> **Records for processing**
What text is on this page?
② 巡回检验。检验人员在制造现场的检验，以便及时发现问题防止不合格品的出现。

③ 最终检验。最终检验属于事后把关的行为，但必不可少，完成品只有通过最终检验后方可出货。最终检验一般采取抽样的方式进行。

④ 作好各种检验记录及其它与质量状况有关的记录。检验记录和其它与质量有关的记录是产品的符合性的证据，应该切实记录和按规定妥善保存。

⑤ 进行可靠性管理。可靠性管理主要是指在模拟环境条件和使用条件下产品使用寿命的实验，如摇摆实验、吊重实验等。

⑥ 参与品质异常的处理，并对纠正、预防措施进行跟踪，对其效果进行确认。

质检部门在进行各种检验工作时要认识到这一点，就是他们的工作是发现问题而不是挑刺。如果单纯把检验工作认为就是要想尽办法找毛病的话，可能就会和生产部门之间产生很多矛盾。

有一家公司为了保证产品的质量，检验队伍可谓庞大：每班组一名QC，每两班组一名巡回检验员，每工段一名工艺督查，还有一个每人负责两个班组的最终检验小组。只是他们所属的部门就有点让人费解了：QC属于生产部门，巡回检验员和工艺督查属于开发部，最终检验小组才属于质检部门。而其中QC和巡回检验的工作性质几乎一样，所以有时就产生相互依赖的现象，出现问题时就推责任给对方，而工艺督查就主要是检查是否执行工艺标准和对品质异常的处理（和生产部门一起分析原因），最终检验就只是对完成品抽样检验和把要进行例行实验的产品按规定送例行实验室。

...

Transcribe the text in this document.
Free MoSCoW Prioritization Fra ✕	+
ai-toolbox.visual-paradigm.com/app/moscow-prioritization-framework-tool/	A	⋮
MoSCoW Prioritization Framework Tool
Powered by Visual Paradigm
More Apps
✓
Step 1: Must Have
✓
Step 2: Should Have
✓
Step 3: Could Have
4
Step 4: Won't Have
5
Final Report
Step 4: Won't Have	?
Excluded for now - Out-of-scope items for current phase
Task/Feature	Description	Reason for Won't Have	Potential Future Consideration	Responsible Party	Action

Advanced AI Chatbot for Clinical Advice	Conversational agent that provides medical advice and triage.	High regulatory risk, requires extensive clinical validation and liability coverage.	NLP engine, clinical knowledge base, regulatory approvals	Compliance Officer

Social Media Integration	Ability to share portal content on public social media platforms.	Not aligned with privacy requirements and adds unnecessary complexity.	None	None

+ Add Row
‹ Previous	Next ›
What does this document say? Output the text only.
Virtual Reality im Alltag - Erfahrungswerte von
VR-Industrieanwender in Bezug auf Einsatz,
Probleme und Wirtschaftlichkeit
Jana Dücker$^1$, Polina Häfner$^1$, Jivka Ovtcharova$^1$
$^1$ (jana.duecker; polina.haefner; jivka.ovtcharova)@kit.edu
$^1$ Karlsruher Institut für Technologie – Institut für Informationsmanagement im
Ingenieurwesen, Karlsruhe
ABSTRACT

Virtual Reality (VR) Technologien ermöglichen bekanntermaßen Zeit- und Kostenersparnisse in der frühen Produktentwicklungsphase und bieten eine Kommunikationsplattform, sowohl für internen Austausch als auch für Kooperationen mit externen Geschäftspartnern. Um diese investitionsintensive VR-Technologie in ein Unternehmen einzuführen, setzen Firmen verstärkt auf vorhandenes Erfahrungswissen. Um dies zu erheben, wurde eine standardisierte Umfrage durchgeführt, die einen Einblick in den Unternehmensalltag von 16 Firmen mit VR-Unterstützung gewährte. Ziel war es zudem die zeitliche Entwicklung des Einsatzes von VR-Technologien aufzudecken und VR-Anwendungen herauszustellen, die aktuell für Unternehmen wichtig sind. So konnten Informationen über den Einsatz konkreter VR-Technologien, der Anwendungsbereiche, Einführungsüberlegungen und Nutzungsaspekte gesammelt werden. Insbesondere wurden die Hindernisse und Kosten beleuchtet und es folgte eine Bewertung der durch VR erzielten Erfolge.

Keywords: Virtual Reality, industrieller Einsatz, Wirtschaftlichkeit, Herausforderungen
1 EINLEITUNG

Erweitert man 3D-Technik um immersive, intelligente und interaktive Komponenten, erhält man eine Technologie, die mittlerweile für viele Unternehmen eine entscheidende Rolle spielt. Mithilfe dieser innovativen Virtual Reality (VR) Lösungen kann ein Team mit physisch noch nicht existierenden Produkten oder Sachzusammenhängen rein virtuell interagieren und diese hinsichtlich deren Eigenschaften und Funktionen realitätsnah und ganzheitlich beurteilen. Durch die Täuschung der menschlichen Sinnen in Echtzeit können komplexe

---

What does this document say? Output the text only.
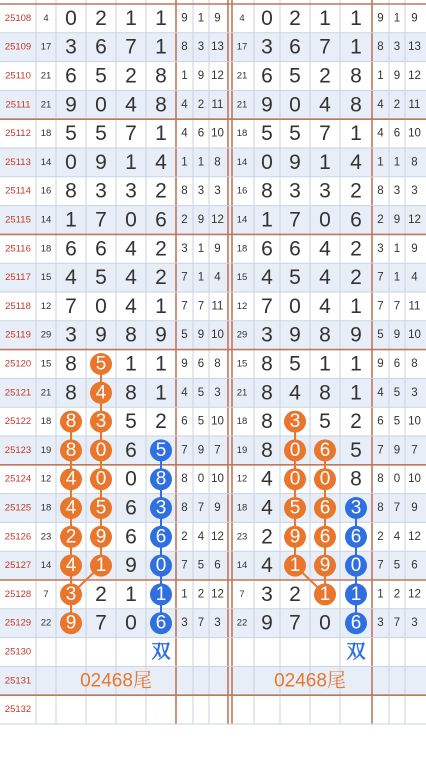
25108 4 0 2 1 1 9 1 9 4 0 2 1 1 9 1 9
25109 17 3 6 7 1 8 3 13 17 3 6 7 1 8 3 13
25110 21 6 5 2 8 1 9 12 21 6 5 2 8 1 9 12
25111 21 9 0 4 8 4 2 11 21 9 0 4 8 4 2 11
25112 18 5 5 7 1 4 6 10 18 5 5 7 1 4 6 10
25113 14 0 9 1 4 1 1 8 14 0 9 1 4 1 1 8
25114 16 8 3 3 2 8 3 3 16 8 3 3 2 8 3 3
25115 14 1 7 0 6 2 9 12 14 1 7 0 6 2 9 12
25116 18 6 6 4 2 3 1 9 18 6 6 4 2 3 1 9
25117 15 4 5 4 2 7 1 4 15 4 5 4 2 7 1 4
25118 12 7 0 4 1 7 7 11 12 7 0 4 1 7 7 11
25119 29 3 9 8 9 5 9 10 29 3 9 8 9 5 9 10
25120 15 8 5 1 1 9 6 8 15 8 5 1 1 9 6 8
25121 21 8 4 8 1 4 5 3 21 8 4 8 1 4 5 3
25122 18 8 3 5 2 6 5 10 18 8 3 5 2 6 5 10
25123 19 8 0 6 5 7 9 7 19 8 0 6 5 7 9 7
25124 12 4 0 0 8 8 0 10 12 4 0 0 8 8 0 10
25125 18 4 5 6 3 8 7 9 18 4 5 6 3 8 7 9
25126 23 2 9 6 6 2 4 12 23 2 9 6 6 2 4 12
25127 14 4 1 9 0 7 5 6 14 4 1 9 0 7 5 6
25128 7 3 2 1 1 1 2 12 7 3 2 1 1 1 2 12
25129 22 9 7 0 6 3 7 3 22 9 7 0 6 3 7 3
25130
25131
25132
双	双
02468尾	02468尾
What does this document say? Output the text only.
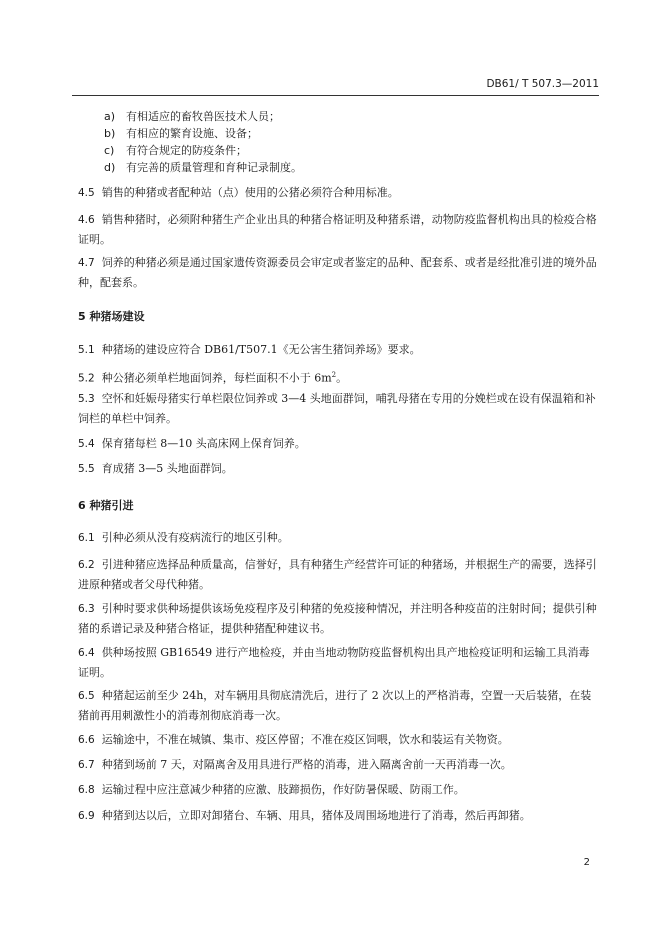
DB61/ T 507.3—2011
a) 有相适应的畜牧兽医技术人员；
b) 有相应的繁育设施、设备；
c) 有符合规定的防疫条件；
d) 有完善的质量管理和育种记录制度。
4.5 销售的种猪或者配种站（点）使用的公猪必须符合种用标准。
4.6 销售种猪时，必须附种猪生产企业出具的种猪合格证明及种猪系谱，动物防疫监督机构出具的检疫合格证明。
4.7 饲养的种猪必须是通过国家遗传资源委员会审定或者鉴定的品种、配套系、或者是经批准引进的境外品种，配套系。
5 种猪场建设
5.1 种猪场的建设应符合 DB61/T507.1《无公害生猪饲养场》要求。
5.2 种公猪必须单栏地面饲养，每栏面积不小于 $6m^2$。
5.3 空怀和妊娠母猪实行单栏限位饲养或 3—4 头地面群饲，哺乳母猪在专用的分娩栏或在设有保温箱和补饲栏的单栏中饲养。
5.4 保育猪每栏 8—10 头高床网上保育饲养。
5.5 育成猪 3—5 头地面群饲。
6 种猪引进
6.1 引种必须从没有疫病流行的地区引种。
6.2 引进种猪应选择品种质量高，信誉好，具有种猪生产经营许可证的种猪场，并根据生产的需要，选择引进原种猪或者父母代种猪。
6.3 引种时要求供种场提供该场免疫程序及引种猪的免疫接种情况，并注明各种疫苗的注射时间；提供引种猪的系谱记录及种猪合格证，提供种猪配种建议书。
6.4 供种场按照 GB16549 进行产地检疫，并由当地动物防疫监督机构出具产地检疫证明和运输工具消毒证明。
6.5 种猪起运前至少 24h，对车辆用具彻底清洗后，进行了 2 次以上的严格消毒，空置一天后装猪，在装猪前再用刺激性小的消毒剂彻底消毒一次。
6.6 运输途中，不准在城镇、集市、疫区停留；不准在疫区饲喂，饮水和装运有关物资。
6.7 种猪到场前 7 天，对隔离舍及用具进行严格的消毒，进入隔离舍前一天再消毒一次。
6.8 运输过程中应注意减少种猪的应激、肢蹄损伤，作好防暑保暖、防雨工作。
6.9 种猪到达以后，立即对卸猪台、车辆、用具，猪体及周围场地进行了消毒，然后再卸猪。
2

> **Problem to solve**
Find each line with the string "Wirtschaftlichkeit" and copy it out.

> **Result**
Probleme und Wirtschaftlichkeit
Keywords: Virtual Reality, industrieller Einsatz, Wirtschaftlichkeit, Herausforderungen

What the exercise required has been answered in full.